== Dataset rows ==

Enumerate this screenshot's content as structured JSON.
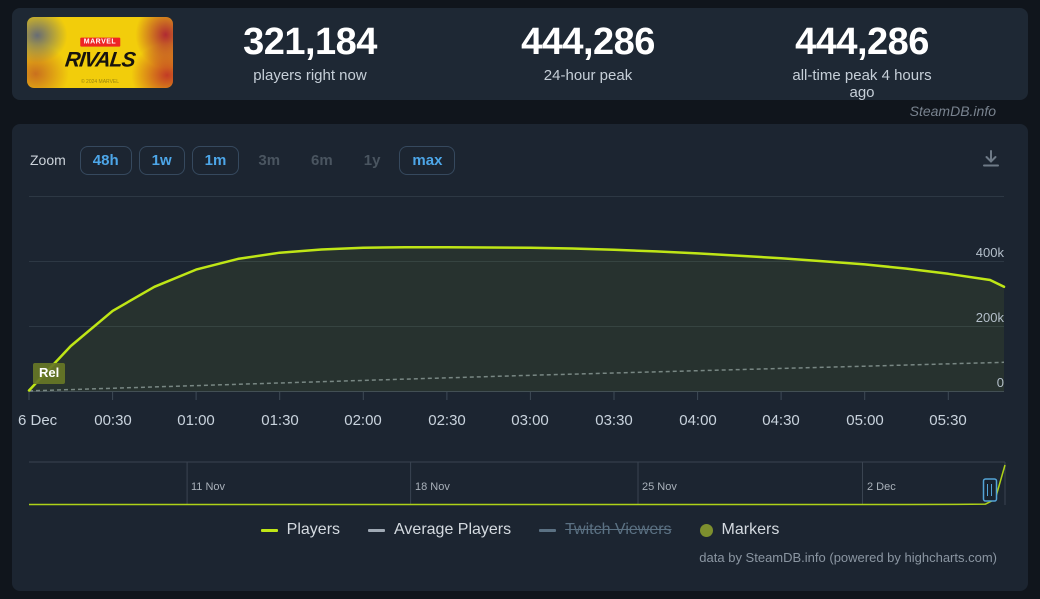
{
  "header": {
    "banner": {
      "brand": "MARVEL",
      "title": "RIVALS",
      "copyright": "© 2024 MARVEL"
    },
    "stats": [
      {
        "value": "321,184",
        "label": "players right now"
      },
      {
        "value": "444,286",
        "label": "24-hour peak"
      },
      {
        "value": "444,286",
        "label": "all-time peak 4 hours ago"
      }
    ]
  },
  "watermark": "SteamDB.info",
  "toolbar": {
    "zoom_label": "Zoom",
    "ranges": [
      {
        "label": "48h",
        "enabled": true
      },
      {
        "label": "1w",
        "enabled": true
      },
      {
        "label": "1m",
        "enabled": true
      },
      {
        "label": "3m",
        "enabled": false
      },
      {
        "label": "6m",
        "enabled": false
      },
      {
        "label": "1y",
        "enabled": false
      },
      {
        "label": "max",
        "enabled": true
      }
    ]
  },
  "chart_data": {
    "type": "line",
    "title": "",
    "x_axis": {
      "tick_labels": [
        "6 Dec",
        "00:30",
        "01:00",
        "01:30",
        "02:00",
        "02:30",
        "03:00",
        "03:30",
        "04:00",
        "04:30",
        "05:00",
        "05:30"
      ],
      "start": "6 Dec 00:00",
      "end": "6 Dec 05:50",
      "tick_interval_minutes": 30
    },
    "y_axis": {
      "tick_labels": [
        "400k",
        "200k",
        "0"
      ],
      "tick_values_k": [
        400,
        200,
        0
      ],
      "gridlines_k": [
        600,
        400,
        200,
        0
      ],
      "ylim_k": [
        0,
        650
      ]
    },
    "series": [
      {
        "name": "Players",
        "color": "#bfe616",
        "dash": "solid",
        "t_minutes": [
          0,
          15,
          30,
          45,
          60,
          75,
          90,
          105,
          120,
          135,
          150,
          165,
          180,
          195,
          210,
          225,
          240,
          255,
          270,
          285,
          300,
          315,
          330,
          345,
          350
        ],
        "values_k": [
          3,
          140,
          248,
          322,
          375,
          408,
          427,
          437,
          442,
          444,
          444,
          443,
          442,
          440,
          436,
          431,
          425,
          418,
          410,
          401,
          391,
          378,
          362,
          343,
          322
        ]
      },
      {
        "name": "Average Players",
        "color": "#9aa6b2",
        "dash": "dashed",
        "t_minutes": [
          0,
          60,
          120,
          180,
          240,
          300,
          350
        ],
        "values_k": [
          2,
          18,
          34,
          50,
          64,
          78,
          90
        ]
      },
      {
        "name": "Twitch Viewers",
        "color": "#5b7183",
        "hidden": true
      },
      {
        "name": "Markers",
        "color": "#7d8f2e",
        "marker": "circle"
      }
    ],
    "release_marker": {
      "label": "Rel"
    },
    "navigator": {
      "date_ticks": [
        {
          "label": "11 Nov",
          "f": 0.162
        },
        {
          "label": "18 Nov",
          "f": 0.391
        },
        {
          "label": "25 Nov",
          "f": 0.624
        },
        {
          "label": "2 Dec",
          "f": 0.854
        }
      ],
      "series": {
        "x_fraction": [
          0,
          0.9,
          0.95,
          0.98,
          0.99,
          1.0
        ],
        "values_k": [
          0,
          0,
          1,
          4,
          60,
          444
        ]
      }
    }
  },
  "legend": [
    {
      "label": "Players",
      "color": "#bfe616",
      "swatch": "line",
      "disabled": false
    },
    {
      "label": "Average Players",
      "color": "#9fa9b4",
      "swatch": "line",
      "disabled": false
    },
    {
      "label": "Twitch Viewers",
      "color": "#5b7183",
      "swatch": "line",
      "disabled": true
    },
    {
      "label": "Markers",
      "color": "#7d8f2e",
      "swatch": "circle",
      "disabled": false
    }
  ],
  "credit": "data by SteamDB.info (powered by highcharts.com)"
}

===

Task brief
Lines that hold "Average" are the ones to copy; find all of them.

Answer
        "name": "Average Players",
      "label": "Average Players",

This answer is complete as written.